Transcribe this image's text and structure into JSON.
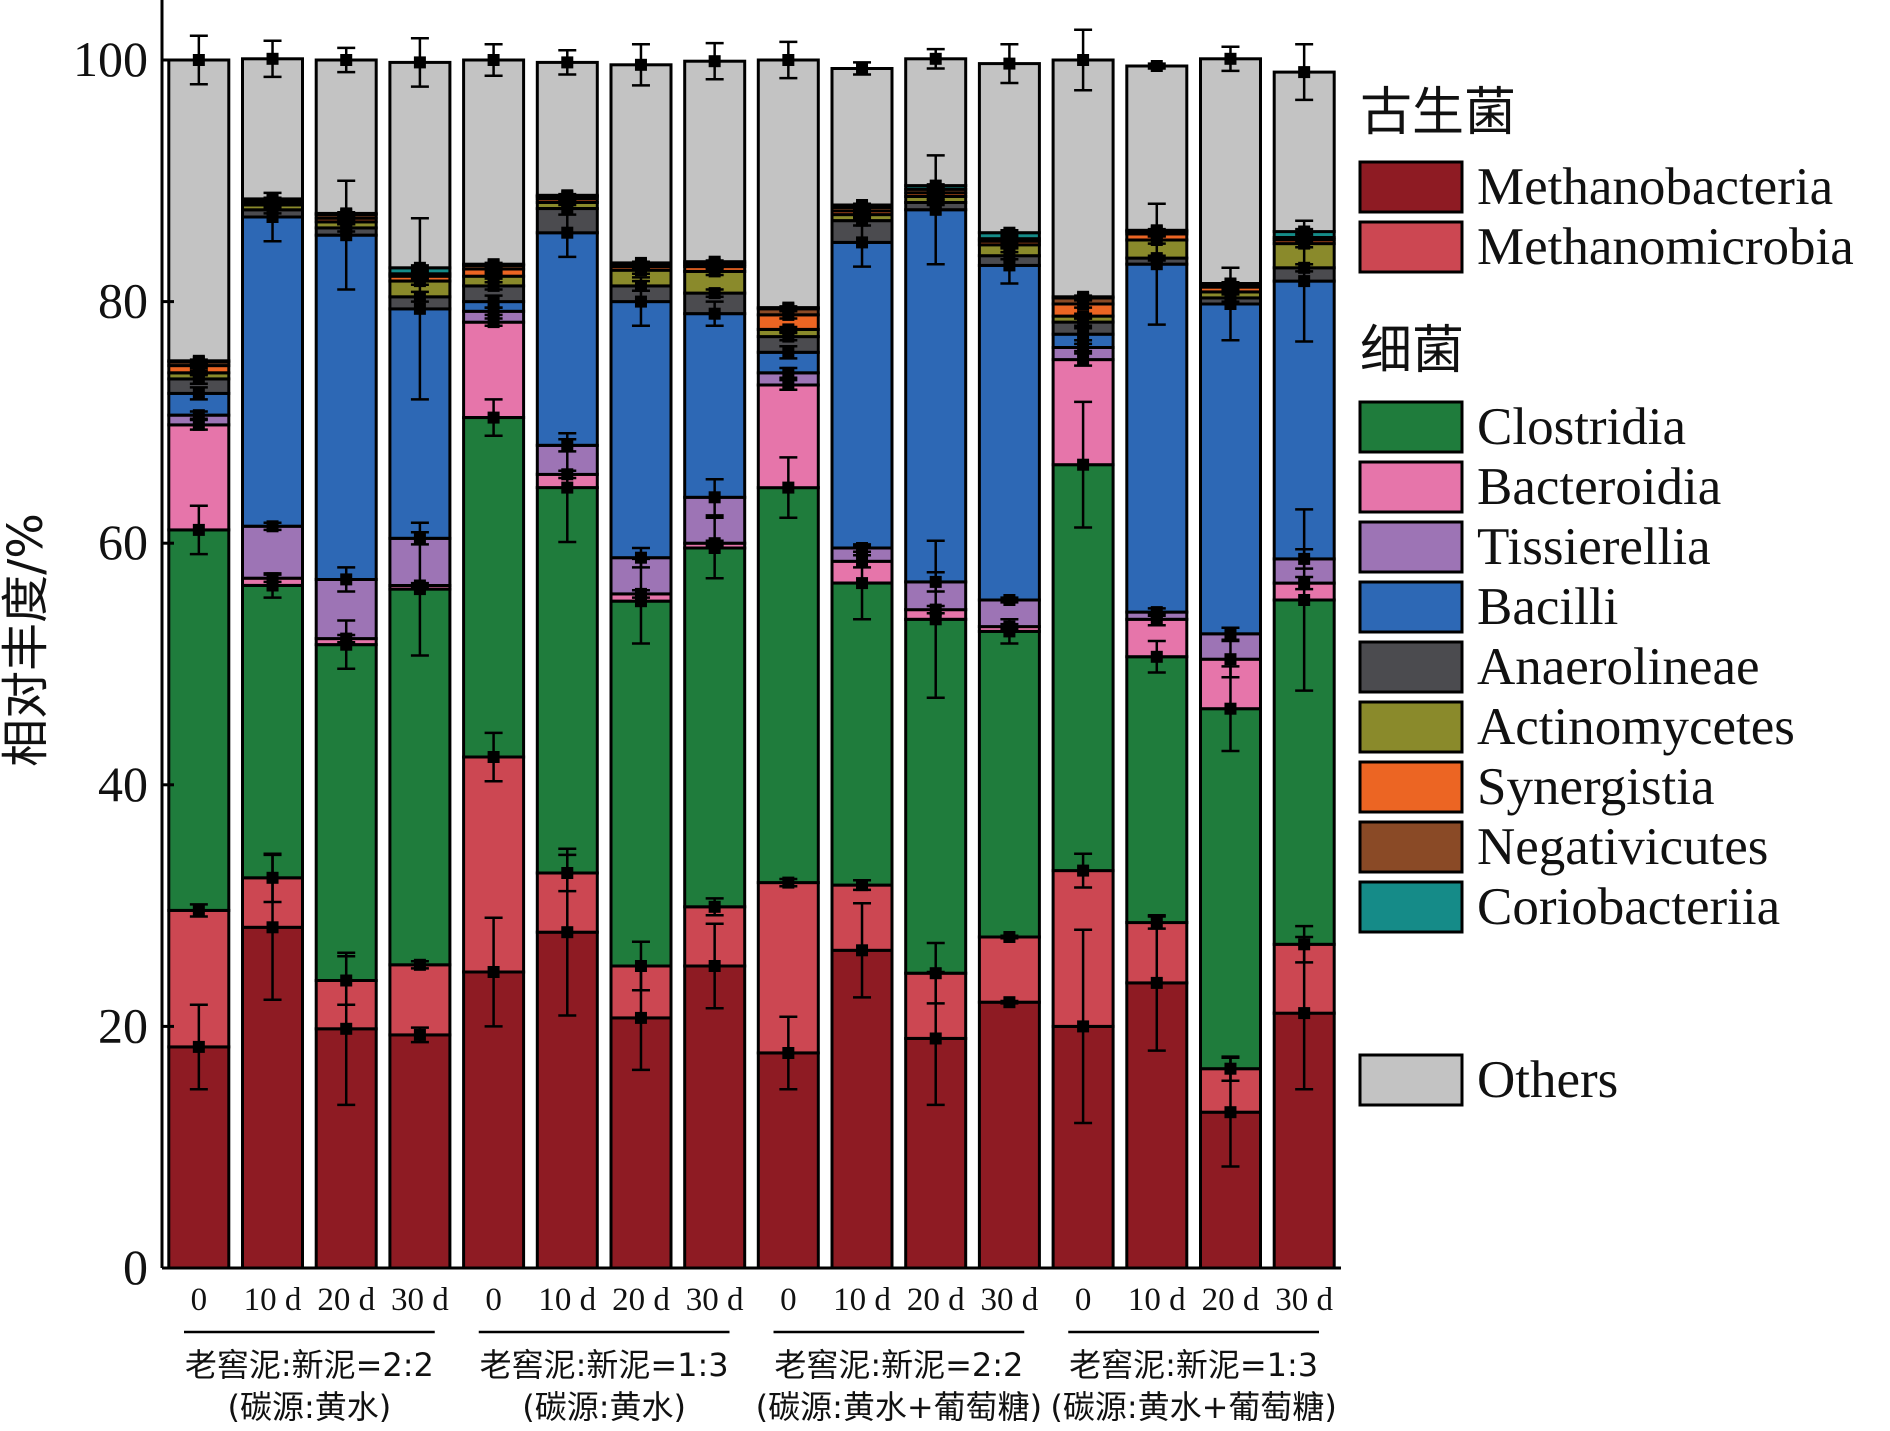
{
  "chart_data": {
    "type": "bar",
    "stacked": true,
    "ylabel": "相对丰度/%",
    "ylim": [
      0,
      100
    ],
    "y_ticks": [
      "0",
      "20",
      "40",
      "60",
      "80",
      "100"
    ],
    "categories": [
      "0",
      "10 d",
      "20 d",
      "30 d",
      "0",
      "10 d",
      "20 d",
      "30 d",
      "0",
      "10 d",
      "20 d",
      "30 d",
      "0",
      "10 d",
      "20 d",
      "30 d"
    ],
    "groups": [
      {
        "label_line1": "老窖泥:新泥=2:2",
        "label_line2": "(碳源:黄水)"
      },
      {
        "label_line1": "老窖泥:新泥=1:3",
        "label_line2": "(碳源:黄水)"
      },
      {
        "label_line1": "老窖泥:新泥=2:2",
        "label_line2": "(碳源:黄水+葡萄糖)"
      },
      {
        "label_line1": "老窖泥:新泥=1:3",
        "label_line2": "(碳源:黄水+葡萄糖)"
      }
    ],
    "legend_group_archaea": "古生菌",
    "legend_group_bacteria": "细菌",
    "series": [
      {
        "name": "Methanobacteria",
        "color": "#8e1b23",
        "group": "archaea",
        "values": [
          18.3,
          28.2,
          19.8,
          19.3,
          24.5,
          27.8,
          20.7,
          25.0,
          17.8,
          26.3,
          19.0,
          22.0,
          20.0,
          23.6,
          12.9,
          21.1
        ],
        "errors": [
          3.5,
          6.0,
          6.3,
          0.6,
          4.5,
          6.9,
          4.3,
          3.5,
          3.0,
          3.9,
          5.5,
          0.1,
          8.0,
          5.6,
          4.5,
          6.3
        ]
      },
      {
        "name": "Methanomicrobia",
        "color": "#cc4752",
        "group": "archaea",
        "values": [
          11.3,
          4.1,
          4.0,
          5.8,
          17.8,
          4.9,
          4.3,
          4.9,
          14.1,
          5.4,
          5.4,
          5.4,
          12.9,
          5.0,
          3.6,
          5.7
        ],
        "errors": [
          0.5,
          2.0,
          2.0,
          0.3,
          2.0,
          1.5,
          2.0,
          0.7,
          0.3,
          0.4,
          2.5,
          0.1,
          1.4,
          0.5,
          1.0,
          1.5
        ]
      },
      {
        "name": "Clostridia",
        "color": "#1f7c3c",
        "group": "bacteria",
        "values": [
          31.5,
          24.2,
          27.8,
          31.1,
          28.1,
          31.9,
          30.2,
          29.7,
          32.7,
          25.0,
          29.3,
          25.3,
          33.6,
          22.0,
          29.8,
          28.5
        ],
        "errors": [
          2.0,
          1.0,
          2.0,
          5.5,
          1.5,
          4.5,
          3.5,
          2.5,
          2.5,
          3.0,
          6.5,
          1.0,
          5.2,
          1.3,
          3.5,
          7.5
        ]
      },
      {
        "name": "Bacteroidia",
        "color": "#e675aa",
        "group": "bacteria",
        "values": [
          8.7,
          0.6,
          0.5,
          0.3,
          7.9,
          1.1,
          0.6,
          0.4,
          8.5,
          1.8,
          0.8,
          0.4,
          8.7,
          3.1,
          4.1,
          1.4
        ],
        "errors": [
          0.4,
          0.3,
          0.3,
          0.2,
          0.3,
          0.3,
          0.3,
          0.2,
          0.4,
          0.5,
          0.3,
          0.2,
          0.5,
          0.5,
          1.5,
          0.5
        ]
      },
      {
        "name": "Tissierellia",
        "color": "#9d74b5",
        "group": "bacteria",
        "values": [
          0.8,
          4.3,
          4.9,
          3.9,
          0.9,
          2.4,
          3.0,
          3.8,
          1.0,
          1.1,
          2.3,
          2.2,
          1.0,
          0.6,
          2.1,
          2.0
        ],
        "errors": [
          0.3,
          0.3,
          1.0,
          0.5,
          0.3,
          0.5,
          0.8,
          1.5,
          0.4,
          0.3,
          0.8,
          0.2,
          0.3,
          0.3,
          0.5,
          0.8
        ]
      },
      {
        "name": "Bacilli",
        "color": "#2d68b5",
        "group": "bacteria",
        "values": [
          1.8,
          25.6,
          28.5,
          19.0,
          0.8,
          17.6,
          21.2,
          15.2,
          1.7,
          25.3,
          30.8,
          27.7,
          1.1,
          28.8,
          27.3,
          23.0
        ],
        "errors": [
          0.5,
          2.0,
          4.5,
          7.5,
          0.5,
          2.0,
          2.0,
          1.0,
          0.5,
          2.0,
          4.5,
          1.5,
          0.5,
          5.0,
          3.0,
          5.0
        ]
      },
      {
        "name": "Anaerolineae",
        "color": "#4b4b4f",
        "group": "bacteria",
        "values": [
          1.2,
          0.6,
          0.6,
          1.0,
          1.3,
          2.0,
          1.3,
          1.7,
          1.3,
          1.8,
          0.6,
          0.8,
          1.0,
          0.5,
          0.5,
          1.1
        ],
        "errors": [
          0.4,
          0.3,
          0.3,
          0.4,
          0.3,
          0.5,
          0.4,
          0.3,
          0.3,
          0.4,
          0.2,
          0.3,
          0.3,
          0.2,
          0.3,
          0.3
        ]
      },
      {
        "name": "Actinomycetes",
        "color": "#8a8a2b",
        "group": "bacteria",
        "values": [
          0.5,
          0.4,
          0.5,
          1.3,
          0.8,
          0.5,
          1.3,
          1.8,
          0.6,
          0.5,
          0.5,
          0.9,
          0.5,
          1.5,
          0.5,
          2.0
        ],
        "errors": [
          0.2,
          0.2,
          0.2,
          0.3,
          0.2,
          0.2,
          0.3,
          0.3,
          0.2,
          0.2,
          0.2,
          0.3,
          0.2,
          0.3,
          0.2,
          0.3
        ]
      },
      {
        "name": "Synergistia",
        "color": "#ec6523",
        "group": "bacteria",
        "values": [
          0.6,
          0.2,
          0.3,
          0.4,
          0.6,
          0.3,
          0.3,
          0.4,
          1.2,
          0.3,
          0.3,
          0.3,
          1.0,
          0.5,
          0.4,
          0.3
        ],
        "errors": [
          0.2,
          0.1,
          0.1,
          0.2,
          0.2,
          0.1,
          0.1,
          0.2,
          0.3,
          0.1,
          0.1,
          0.1,
          0.3,
          0.2,
          0.2,
          0.1
        ]
      },
      {
        "name": "Negativicutes",
        "color": "#8a4a26",
        "group": "bacteria",
        "values": [
          0.3,
          0.2,
          0.3,
          0.2,
          0.3,
          0.2,
          0.2,
          0.2,
          0.5,
          0.3,
          0.3,
          0.2,
          0.5,
          0.2,
          0.2,
          0.2
        ],
        "errors": [
          0.1,
          0.1,
          0.1,
          0.1,
          0.1,
          0.1,
          0.1,
          0.1,
          0.1,
          0.1,
          0.1,
          0.1,
          0.1,
          0.1,
          0.1,
          0.1
        ]
      },
      {
        "name": "Coriobacteriia",
        "color": "#158b88",
        "group": "bacteria",
        "values": [
          0.1,
          0.1,
          0.1,
          0.5,
          0.1,
          0.1,
          0.1,
          0.2,
          0.1,
          0.2,
          0.3,
          0.5,
          0.1,
          0.1,
          0.1,
          0.5
        ],
        "errors": [
          0.1,
          0.1,
          0.1,
          0.2,
          0.1,
          0.1,
          0.1,
          0.1,
          0.1,
          0.1,
          0.1,
          0.2,
          0.1,
          0.1,
          0.1,
          0.2
        ]
      },
      {
        "name": "Others",
        "color": "#c3c3c3",
        "group": "other",
        "values": [
          24.9,
          11.6,
          12.7,
          17.0,
          16.9,
          11.0,
          16.4,
          16.6,
          20.5,
          11.3,
          10.5,
          14.0,
          19.6,
          13.6,
          18.6,
          13.2
        ],
        "errors": [
          2.0,
          1.5,
          1.0,
          2.0,
          1.3,
          1.0,
          1.7,
          1.5,
          1.5,
          0.5,
          0.8,
          1.6,
          2.5,
          0.2,
          1.0,
          2.3
        ]
      }
    ],
    "legend_position": "right",
    "grid": false
  }
}
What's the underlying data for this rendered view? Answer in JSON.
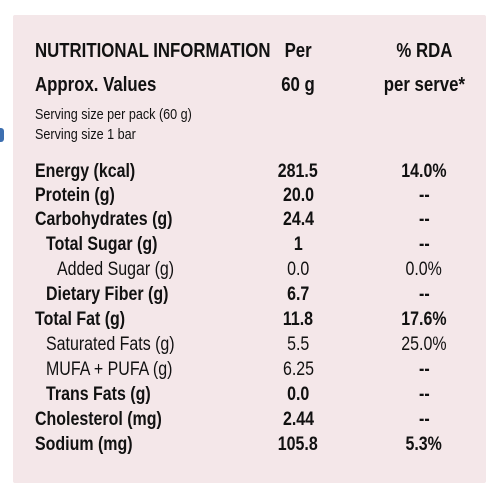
{
  "header": {
    "title": "NUTRITIONAL INFORMATION",
    "approx": "Approx. Values",
    "per_label": "Per",
    "per_amount": "60 g",
    "rda_label": "% RDA",
    "rda_sub": "per serve*"
  },
  "serving": {
    "line1": "Serving size per pack (60 g)",
    "line2": "Serving size 1 bar"
  },
  "rows": [
    {
      "name": "Energy (kcal)",
      "value": "281.5",
      "rda": "14.0%"
    },
    {
      "name": "Protein (g)",
      "value": "20.0",
      "rda": "--"
    },
    {
      "name": "Carbohydrates (g)",
      "value": "24.4",
      "rda": "--"
    },
    {
      "name": "Total Sugar (g)",
      "value": "1",
      "rda": "--"
    },
    {
      "name": "Added Sugar (g)",
      "value": "0.0",
      "rda": "0.0%"
    },
    {
      "name": "Dietary Fiber (g)",
      "value": "6.7",
      "rda": "--"
    },
    {
      "name": "Total Fat (g)",
      "value": "11.8",
      "rda": "17.6%"
    },
    {
      "name": "Saturated Fats (g)",
      "value": "5.5",
      "rda": "25.0%"
    },
    {
      "name": "MUFA + PUFA (g)",
      "value": "6.25",
      "rda": "--"
    },
    {
      "name": "Trans Fats (g)",
      "value": "0.0",
      "rda": "--"
    },
    {
      "name": "Cholesterol (mg)",
      "value": "2.44",
      "rda": "--"
    },
    {
      "name": "Sodium (mg)",
      "value": "105.8",
      "rda": "5.3%"
    }
  ],
  "colors": {
    "panel": "#f4e7e9",
    "text": "#111111",
    "edge_mark": "#3d6fb0"
  }
}
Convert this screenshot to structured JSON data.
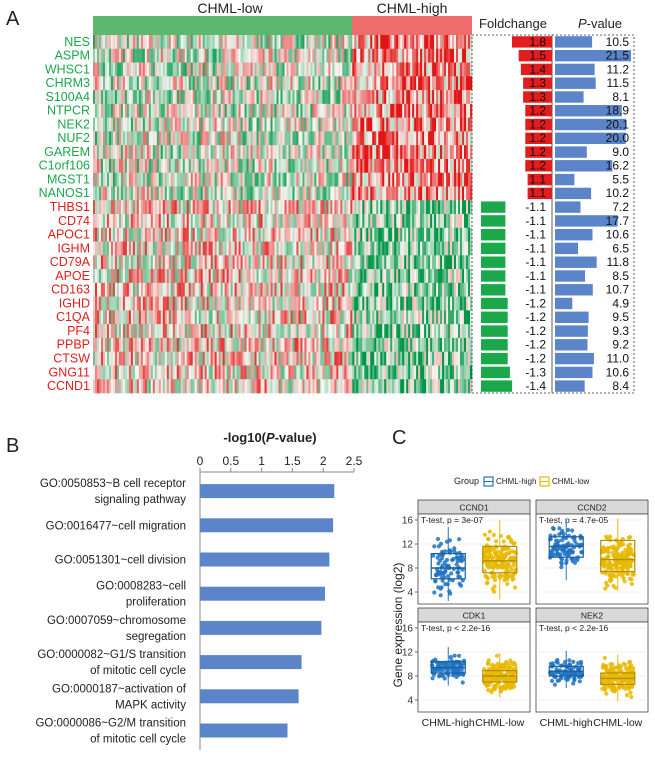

■ **YOUR OBJECTIVE**: Pull every line containing the word "this" out of the entries above.

■ **TASK RESPONSE**:
Transcribe this image's text and structure into JSON.
What's the underlying data for this rendered view? Answer in JSON.
Convert this screenshot to structured JSON data.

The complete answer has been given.